The full set of entries needs to be reproduced exactly.

[[ ENTRIES SUPPLIED, beginning ]]

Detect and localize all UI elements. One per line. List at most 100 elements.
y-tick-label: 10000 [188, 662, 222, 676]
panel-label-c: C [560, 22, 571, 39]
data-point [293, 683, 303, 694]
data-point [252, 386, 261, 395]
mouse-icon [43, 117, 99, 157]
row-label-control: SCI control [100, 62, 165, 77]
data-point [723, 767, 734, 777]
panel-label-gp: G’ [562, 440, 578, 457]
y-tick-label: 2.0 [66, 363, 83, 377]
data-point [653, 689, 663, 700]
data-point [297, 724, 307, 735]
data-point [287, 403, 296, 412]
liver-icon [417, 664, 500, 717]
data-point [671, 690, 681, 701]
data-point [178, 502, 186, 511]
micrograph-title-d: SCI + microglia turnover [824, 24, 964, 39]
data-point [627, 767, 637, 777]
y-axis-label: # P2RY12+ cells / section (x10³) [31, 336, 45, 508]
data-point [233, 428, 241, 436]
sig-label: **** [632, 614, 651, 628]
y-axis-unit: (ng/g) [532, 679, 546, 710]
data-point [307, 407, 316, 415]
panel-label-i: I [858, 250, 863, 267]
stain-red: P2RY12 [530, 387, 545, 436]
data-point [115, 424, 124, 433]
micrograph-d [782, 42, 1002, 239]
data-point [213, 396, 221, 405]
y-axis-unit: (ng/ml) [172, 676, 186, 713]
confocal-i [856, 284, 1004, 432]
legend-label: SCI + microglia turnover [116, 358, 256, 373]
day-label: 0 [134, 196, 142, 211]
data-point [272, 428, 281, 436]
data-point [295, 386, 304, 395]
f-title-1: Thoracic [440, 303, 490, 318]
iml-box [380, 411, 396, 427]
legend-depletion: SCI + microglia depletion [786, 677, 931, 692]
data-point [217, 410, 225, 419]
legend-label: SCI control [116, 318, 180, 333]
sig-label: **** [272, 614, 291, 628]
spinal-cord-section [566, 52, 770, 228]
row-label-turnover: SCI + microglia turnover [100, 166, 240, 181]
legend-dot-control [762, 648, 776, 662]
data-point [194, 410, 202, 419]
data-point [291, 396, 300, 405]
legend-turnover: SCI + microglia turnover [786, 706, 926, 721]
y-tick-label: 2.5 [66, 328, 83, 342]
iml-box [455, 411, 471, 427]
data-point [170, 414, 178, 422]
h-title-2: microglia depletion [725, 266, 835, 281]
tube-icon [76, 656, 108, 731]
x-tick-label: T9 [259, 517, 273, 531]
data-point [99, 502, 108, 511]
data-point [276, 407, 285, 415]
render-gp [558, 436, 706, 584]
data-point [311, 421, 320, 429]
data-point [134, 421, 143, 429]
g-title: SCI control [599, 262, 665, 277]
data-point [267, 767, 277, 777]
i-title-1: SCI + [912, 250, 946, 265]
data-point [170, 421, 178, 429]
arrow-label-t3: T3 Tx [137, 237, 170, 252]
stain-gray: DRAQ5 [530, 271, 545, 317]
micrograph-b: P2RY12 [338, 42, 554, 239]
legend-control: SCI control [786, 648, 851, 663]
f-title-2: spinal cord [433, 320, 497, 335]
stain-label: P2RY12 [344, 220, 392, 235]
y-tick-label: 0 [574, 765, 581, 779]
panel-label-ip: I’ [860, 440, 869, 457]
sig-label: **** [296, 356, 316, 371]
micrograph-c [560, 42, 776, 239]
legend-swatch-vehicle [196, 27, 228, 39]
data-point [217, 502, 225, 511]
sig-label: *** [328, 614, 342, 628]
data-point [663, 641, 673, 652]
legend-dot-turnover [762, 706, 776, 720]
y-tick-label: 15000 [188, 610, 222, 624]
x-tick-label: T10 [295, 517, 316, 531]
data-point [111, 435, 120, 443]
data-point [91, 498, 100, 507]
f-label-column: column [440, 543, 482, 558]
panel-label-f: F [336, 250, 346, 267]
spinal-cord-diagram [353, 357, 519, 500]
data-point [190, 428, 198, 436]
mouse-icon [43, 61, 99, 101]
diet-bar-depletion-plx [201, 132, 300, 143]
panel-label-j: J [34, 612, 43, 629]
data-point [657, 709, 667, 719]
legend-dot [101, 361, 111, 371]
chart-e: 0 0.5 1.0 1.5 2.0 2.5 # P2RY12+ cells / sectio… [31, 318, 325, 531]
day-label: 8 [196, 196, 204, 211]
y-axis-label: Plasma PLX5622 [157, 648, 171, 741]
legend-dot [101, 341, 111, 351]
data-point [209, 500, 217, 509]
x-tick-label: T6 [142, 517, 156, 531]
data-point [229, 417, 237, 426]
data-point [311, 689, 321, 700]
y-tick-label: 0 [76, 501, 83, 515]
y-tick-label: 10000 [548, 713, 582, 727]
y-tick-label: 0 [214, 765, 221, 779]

[[ ENTRIES SUPPLIED, end ]]

### RESPONSE TO THIS EXERCISE:
Detect and localize all UI elements. One per line. List at most 100 elements.
y-tick-label: 10000 [188, 662, 222, 676]
panel-label-c: C [560, 22, 571, 39]
data-point [293, 683, 303, 694]
data-point [252, 386, 261, 395]
mouse-icon [43, 117, 99, 157]
row-label-control: SCI control [100, 62, 165, 77]
data-point [723, 767, 734, 777]
panel-label-gp: G’ [562, 440, 578, 457]
y-tick-label: 2.0 [66, 363, 83, 377]
data-point [653, 689, 663, 700]
data-point [297, 724, 307, 735]
data-point [287, 403, 296, 412]
liver-icon [417, 664, 500, 717]
data-point [671, 690, 681, 701]
data-point [178, 502, 186, 511]
micrograph-title-d: SCI + microglia turnover [824, 24, 964, 39]
data-point [627, 767, 637, 777]
y-axis-label: # P2RY12+ cells / section (x10³) [31, 336, 45, 508]
data-point [233, 428, 241, 436]
sig-label: **** [632, 614, 651, 628]
y-axis-unit: (ng/g) [532, 679, 546, 710]
data-point [307, 407, 316, 415]
panel-label-i: I [858, 250, 863, 267]
stain-red: P2RY12 [530, 387, 545, 436]
data-point [115, 424, 124, 433]
micrograph-d [782, 42, 1002, 239]
data-point [213, 396, 221, 405]
y-axis-unit: (ng/ml) [172, 676, 186, 713]
confocal-i [856, 284, 1004, 432]
legend-label: SCI + microglia turnover [116, 358, 256, 373]
day-label: 0 [134, 196, 142, 211]
data-point [272, 428, 281, 436]
data-point [295, 386, 304, 395]
f-title-1: Thoracic [440, 303, 490, 318]
iml-box [380, 411, 396, 427]
legend-depletion: SCI + microglia depletion [786, 677, 931, 692]
data-point [217, 410, 225, 419]
legend-label: SCI control [116, 318, 180, 333]
sig-label: **** [272, 614, 291, 628]
spinal-cord-section [566, 52, 770, 228]
row-label-turnover: SCI + microglia turnover [100, 166, 240, 181]
legend-dot-control [762, 648, 776, 662]
data-point [194, 410, 202, 419]
data-point [291, 396, 300, 405]
legend-turnover: SCI + microglia turnover [786, 706, 926, 721]
y-tick-label: 2.5 [66, 328, 83, 342]
iml-box [455, 411, 471, 427]
data-point [170, 414, 178, 422]
h-title-2: microglia depletion [725, 266, 835, 281]
tube-icon [76, 656, 108, 731]
x-tick-label: T9 [259, 517, 273, 531]
data-point [99, 502, 108, 511]
data-point [276, 407, 285, 415]
render-gp [558, 436, 706, 584]
data-point [311, 421, 320, 429]
data-point [134, 421, 143, 429]
g-title: SCI control [599, 262, 665, 277]
data-point [267, 767, 277, 777]
i-title-1: SCI + [912, 250, 946, 265]
data-point [170, 421, 178, 429]
arrow-label-t3: T3 Tx [137, 237, 170, 252]
stain-gray: DRAQ5 [530, 271, 545, 317]
micrograph-b: P2RY12 [338, 42, 554, 239]
legend-control: SCI control [786, 648, 851, 663]
f-title-2: spinal cord [433, 320, 497, 335]
stain-label: P2RY12 [344, 220, 392, 235]
y-tick-label: 0 [574, 765, 581, 779]
panel-label-ip: I’ [860, 440, 869, 457]
sig-label: **** [296, 356, 316, 371]
micrograph-c [560, 42, 776, 239]
legend-swatch-vehicle [196, 27, 228, 39]
data-point [217, 502, 225, 511]
sig-label: *** [328, 614, 342, 628]
data-point [663, 641, 673, 652]
legend-dot-turnover [762, 706, 776, 720]
y-tick-label: 15000 [188, 610, 222, 624]
x-tick-label: T10 [295, 517, 316, 531]
data-point [111, 435, 120, 443]
data-point [91, 498, 100, 507]
f-label-column: column [440, 543, 482, 558]
panel-label-f: F [336, 250, 346, 267]
spinal-cord-diagram [353, 357, 519, 500]
data-point [190, 428, 198, 436]
mouse-icon [43, 61, 99, 101]
diet-bar-depletion-plx [201, 132, 300, 143]
panel-label-j: J [34, 612, 43, 629]
data-point [657, 709, 667, 719]
legend-dot [101, 361, 111, 371]
chart-e: 0 0.5 1.0 1.5 2.0 2.5 # P2RY12+ cells / sectio… [31, 318, 325, 531]
day-label: 8 [196, 196, 204, 211]
y-axis-label: Plasma PLX5622 [157, 648, 171, 741]
legend-dot [101, 341, 111, 351]
data-point [209, 500, 217, 509]
x-tick-label: T6 [142, 517, 156, 531]
data-point [229, 417, 237, 426]
data-point [311, 689, 321, 700]
y-tick-label: 0 [76, 501, 83, 515]
y-tick-label: 10000 [548, 713, 582, 727]
y-tick-label: 0 [214, 765, 221, 779]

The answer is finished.